Supplied data —
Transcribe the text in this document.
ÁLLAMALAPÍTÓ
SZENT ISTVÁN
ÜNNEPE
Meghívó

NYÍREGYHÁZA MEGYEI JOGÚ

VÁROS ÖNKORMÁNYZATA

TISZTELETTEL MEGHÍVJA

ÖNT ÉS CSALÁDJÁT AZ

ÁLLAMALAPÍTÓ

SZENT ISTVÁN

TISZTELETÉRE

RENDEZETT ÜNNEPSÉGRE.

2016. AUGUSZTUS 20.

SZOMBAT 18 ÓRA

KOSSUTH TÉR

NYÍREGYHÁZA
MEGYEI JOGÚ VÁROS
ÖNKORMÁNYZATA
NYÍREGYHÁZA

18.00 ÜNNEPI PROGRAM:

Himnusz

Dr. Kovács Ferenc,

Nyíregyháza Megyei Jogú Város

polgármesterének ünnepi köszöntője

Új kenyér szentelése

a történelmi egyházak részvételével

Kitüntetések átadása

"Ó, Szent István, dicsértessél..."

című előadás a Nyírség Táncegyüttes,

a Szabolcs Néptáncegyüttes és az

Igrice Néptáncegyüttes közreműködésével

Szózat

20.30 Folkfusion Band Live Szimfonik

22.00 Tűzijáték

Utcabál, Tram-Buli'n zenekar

Work instructions —
Find every line in the listing that holds the string "Néptáncegyüttes", then say how many there are as a bare number.

Task answer —
2